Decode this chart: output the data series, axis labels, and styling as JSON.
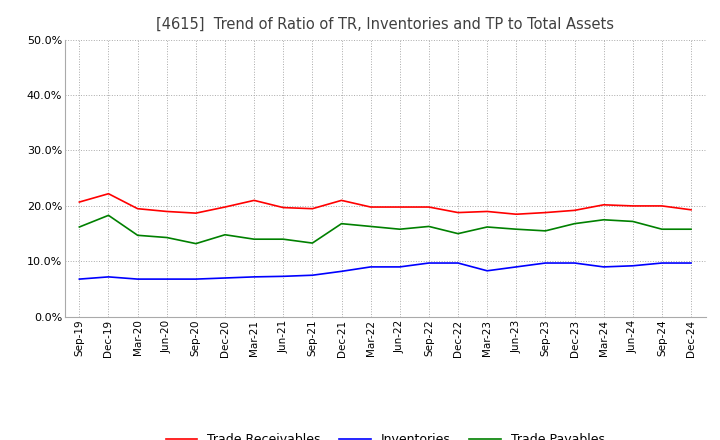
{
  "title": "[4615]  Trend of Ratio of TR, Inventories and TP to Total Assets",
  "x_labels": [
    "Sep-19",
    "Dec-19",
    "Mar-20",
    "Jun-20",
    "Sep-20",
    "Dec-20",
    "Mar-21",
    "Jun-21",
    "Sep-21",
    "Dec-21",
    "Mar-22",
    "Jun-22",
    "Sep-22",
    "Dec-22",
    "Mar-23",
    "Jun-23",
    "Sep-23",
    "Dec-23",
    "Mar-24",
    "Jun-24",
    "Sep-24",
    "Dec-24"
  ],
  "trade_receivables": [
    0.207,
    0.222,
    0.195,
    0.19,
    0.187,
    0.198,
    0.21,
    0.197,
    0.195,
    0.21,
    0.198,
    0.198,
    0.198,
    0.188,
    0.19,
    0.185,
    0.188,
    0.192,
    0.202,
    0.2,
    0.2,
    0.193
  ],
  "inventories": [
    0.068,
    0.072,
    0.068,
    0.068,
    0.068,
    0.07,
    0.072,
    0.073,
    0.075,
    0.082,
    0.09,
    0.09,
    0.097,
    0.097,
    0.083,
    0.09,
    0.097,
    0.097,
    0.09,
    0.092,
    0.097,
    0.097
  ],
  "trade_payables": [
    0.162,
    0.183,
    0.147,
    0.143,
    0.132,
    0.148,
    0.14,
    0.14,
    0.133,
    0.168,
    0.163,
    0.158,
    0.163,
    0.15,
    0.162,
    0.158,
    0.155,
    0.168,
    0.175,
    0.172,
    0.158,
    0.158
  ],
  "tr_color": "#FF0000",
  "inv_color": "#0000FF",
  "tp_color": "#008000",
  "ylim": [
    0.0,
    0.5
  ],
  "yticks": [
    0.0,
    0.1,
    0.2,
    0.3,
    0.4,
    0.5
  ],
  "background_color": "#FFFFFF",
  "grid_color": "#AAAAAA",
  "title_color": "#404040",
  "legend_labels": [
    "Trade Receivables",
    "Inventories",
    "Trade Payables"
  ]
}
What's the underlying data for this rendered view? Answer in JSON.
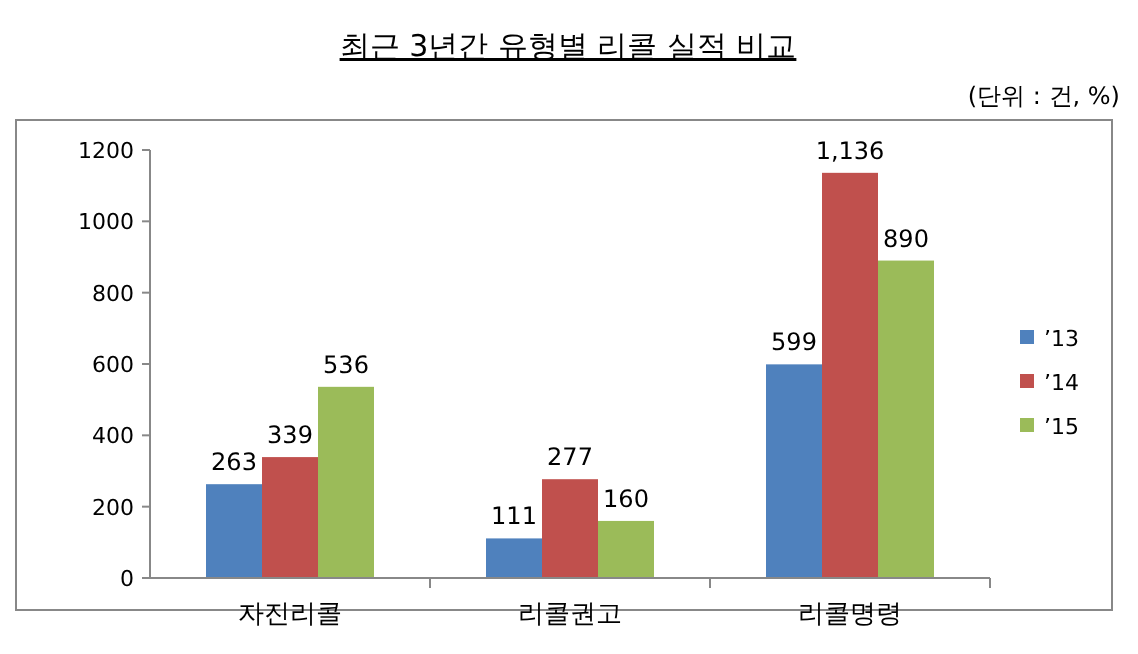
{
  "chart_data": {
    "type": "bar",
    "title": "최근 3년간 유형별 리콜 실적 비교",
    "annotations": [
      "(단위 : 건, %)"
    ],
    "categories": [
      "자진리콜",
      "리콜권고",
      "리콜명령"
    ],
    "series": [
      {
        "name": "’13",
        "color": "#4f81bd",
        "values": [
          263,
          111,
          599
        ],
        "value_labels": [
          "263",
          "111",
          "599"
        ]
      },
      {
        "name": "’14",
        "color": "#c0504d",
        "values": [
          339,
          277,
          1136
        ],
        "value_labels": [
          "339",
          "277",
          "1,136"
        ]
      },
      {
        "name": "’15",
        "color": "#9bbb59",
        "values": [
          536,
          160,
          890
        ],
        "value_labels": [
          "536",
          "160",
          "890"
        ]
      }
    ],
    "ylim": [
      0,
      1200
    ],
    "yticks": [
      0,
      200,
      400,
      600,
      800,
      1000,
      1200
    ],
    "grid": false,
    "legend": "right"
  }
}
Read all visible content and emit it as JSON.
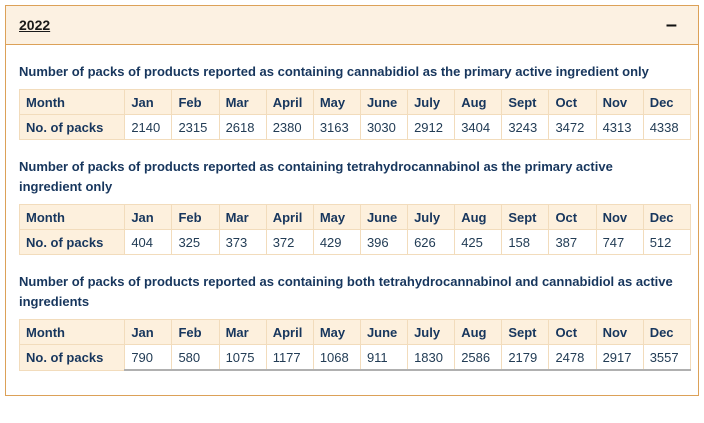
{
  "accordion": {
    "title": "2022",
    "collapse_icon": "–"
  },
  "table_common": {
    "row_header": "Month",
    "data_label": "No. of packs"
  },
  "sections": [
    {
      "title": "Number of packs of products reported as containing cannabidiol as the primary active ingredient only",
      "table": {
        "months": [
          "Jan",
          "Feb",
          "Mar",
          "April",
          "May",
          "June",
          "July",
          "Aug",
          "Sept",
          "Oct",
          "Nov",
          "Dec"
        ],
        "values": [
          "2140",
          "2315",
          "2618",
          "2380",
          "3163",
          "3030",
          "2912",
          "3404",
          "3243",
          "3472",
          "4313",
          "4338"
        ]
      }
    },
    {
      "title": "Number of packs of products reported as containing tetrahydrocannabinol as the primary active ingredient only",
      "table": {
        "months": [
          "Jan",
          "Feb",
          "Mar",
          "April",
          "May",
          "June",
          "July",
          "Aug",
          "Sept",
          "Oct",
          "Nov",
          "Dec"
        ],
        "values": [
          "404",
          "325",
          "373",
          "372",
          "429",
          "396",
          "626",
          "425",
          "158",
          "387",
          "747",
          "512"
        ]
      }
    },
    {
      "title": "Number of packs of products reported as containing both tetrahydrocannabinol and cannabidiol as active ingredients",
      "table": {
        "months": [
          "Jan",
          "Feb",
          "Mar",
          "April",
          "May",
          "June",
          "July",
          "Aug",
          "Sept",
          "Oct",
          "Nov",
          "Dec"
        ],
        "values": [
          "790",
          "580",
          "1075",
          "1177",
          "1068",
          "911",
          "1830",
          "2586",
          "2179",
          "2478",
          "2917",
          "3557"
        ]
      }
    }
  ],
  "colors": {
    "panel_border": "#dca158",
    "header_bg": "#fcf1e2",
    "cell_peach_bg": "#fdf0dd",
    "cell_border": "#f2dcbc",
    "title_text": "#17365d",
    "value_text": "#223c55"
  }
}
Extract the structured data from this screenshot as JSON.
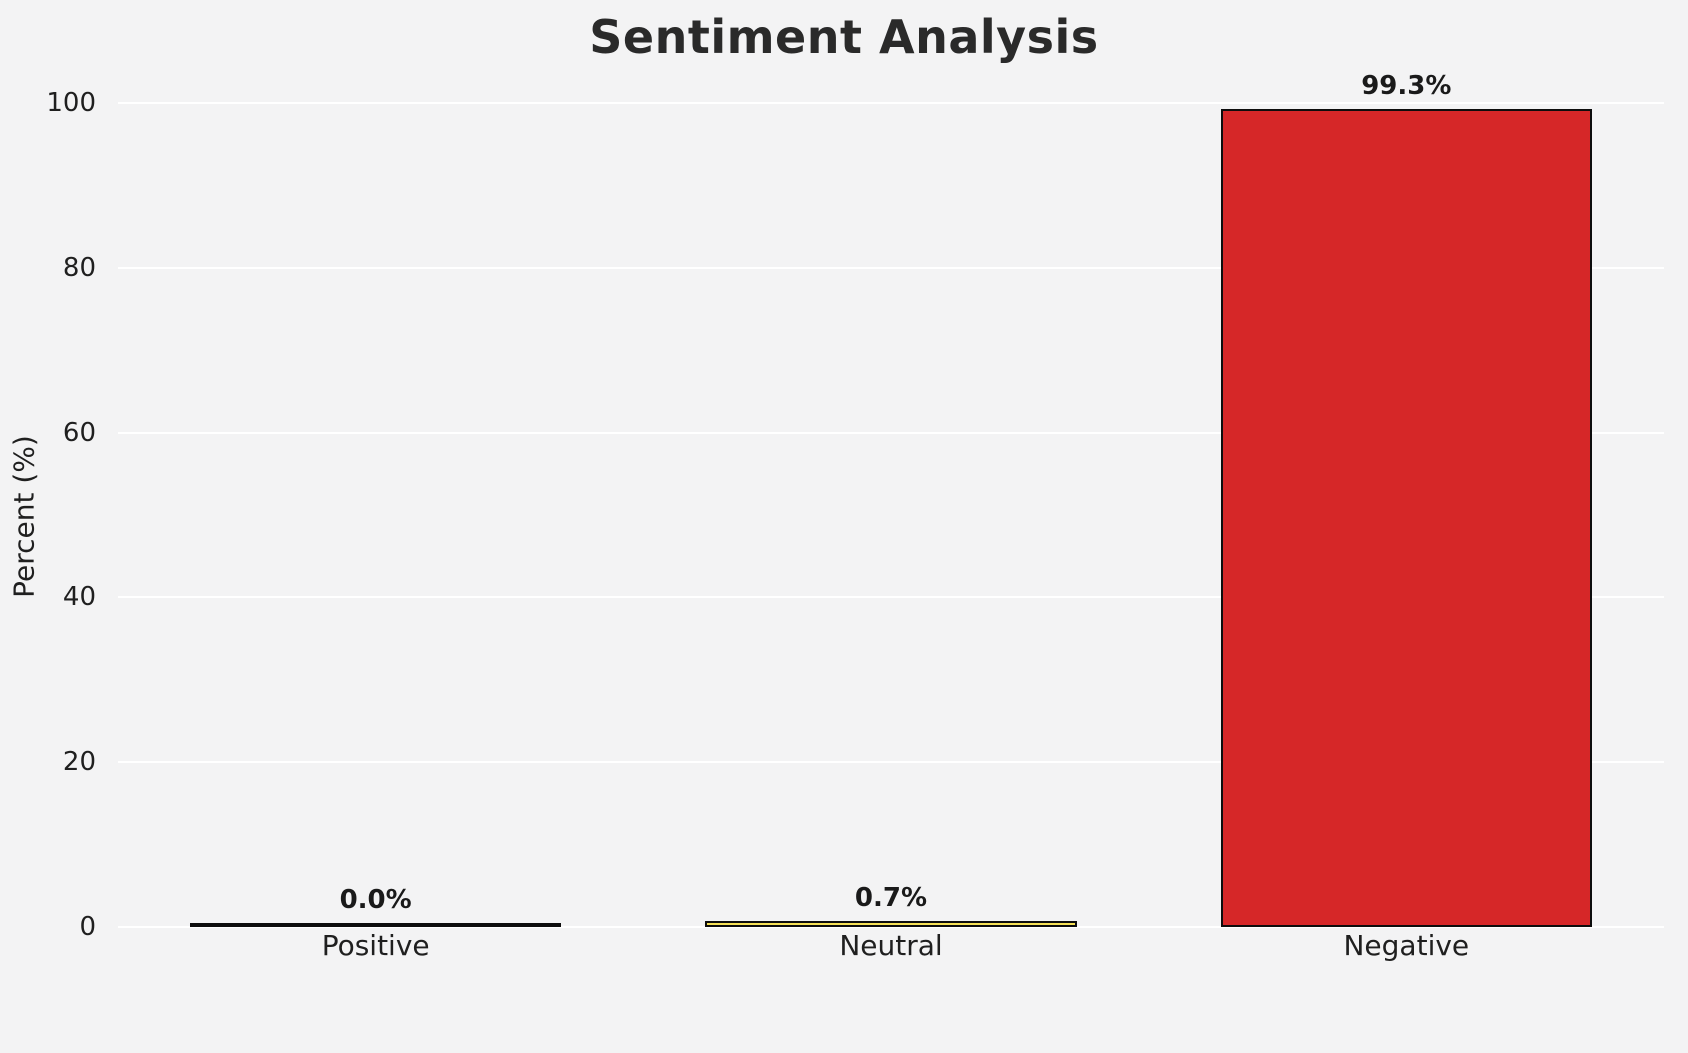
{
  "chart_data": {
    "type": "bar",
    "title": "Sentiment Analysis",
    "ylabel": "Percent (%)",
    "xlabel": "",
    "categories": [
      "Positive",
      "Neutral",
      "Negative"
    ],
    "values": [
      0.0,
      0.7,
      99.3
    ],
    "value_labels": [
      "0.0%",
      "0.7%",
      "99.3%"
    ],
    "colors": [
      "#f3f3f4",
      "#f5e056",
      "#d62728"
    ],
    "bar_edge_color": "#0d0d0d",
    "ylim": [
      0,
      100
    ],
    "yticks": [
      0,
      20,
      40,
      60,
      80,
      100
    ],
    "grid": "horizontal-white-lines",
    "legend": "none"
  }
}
------------------------------------------------
Stated problem: Copy out all lines that carry the word "active".

Problem solution:
      "title": "Number of packs of products reported as containing cannabidiol as the primary active ingredient only",
      "title": "Number of packs of products reported as containing tetrahydrocannabinol as the primary active ingredient only",
      "title": "Number of packs of products reported as containing both tetrahydrocannabinol and cannabidiol as active ingredients",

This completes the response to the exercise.